*Data for this exercise*.
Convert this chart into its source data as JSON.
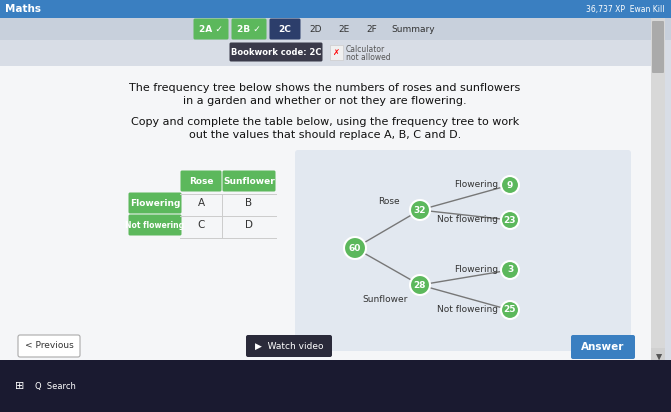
{
  "bg_color": "#d8dde6",
  "header_bg": "#3a7fc1",
  "header_text": "Maths",
  "xp_text": "36,737 XP  Ewan Kill",
  "tabs": [
    "2A",
    "2B",
    "2C",
    "2D",
    "2E",
    "2F",
    "Summary"
  ],
  "tabs_checked": [
    "2A",
    "2B"
  ],
  "tabs_active": "2C",
  "tabs_active_color": "#2c3e6b",
  "bookwork_text": "Bookwork code: 2C",
  "green": "#5cb85c",
  "title_line1": "The frequency tree below shows the numbers of roses and sunflowers",
  "title_line2": "in a garden and whether or not they are flowering.",
  "instruction_line1": "Copy and complete the table below, using the frequency tree to work",
  "instruction_line2": "out the values that should replace A, B, C and D.",
  "tree_bg": "#e2e8f0",
  "root_val": 60,
  "rose_val": 32,
  "sunflower_val": 28,
  "rose_flowering": 9,
  "rose_not_flowering": 23,
  "sunflower_flowering": 3,
  "sunflower_not_flowering": 25,
  "prev_btn": "< Previous",
  "watch_btn": "Watch video",
  "answer_btn": "Answer",
  "answer_btn_color": "#3a7fc1",
  "taskbar_color": "#1a1a2e",
  "white": "#ffffff"
}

*Stated task*. Quote every record above exactly, leaving out any pictures.

*Expected output*.
Convert this chart into its source data as JSON.
{
  "bg_color": "#d8dde6",
  "header_bg": "#3a7fc1",
  "header_text": "Maths",
  "xp_text": "36,737 XP  Ewan Kill",
  "tabs": [
    "2A",
    "2B",
    "2C",
    "2D",
    "2E",
    "2F",
    "Summary"
  ],
  "tabs_checked": [
    "2A",
    "2B"
  ],
  "tabs_active": "2C",
  "tabs_active_color": "#2c3e6b",
  "bookwork_text": "Bookwork code: 2C",
  "green": "#5cb85c",
  "title_line1": "The frequency tree below shows the numbers of roses and sunflowers",
  "title_line2": "in a garden and whether or not they are flowering.",
  "instruction_line1": "Copy and complete the table below, using the frequency tree to work",
  "instruction_line2": "out the values that should replace A, B, C and D.",
  "tree_bg": "#e2e8f0",
  "root_val": 60,
  "rose_val": 32,
  "sunflower_val": 28,
  "rose_flowering": 9,
  "rose_not_flowering": 23,
  "sunflower_flowering": 3,
  "sunflower_not_flowering": 25,
  "prev_btn": "< Previous",
  "watch_btn": "Watch video",
  "answer_btn": "Answer",
  "answer_btn_color": "#3a7fc1",
  "taskbar_color": "#1a1a2e",
  "white": "#ffffff"
}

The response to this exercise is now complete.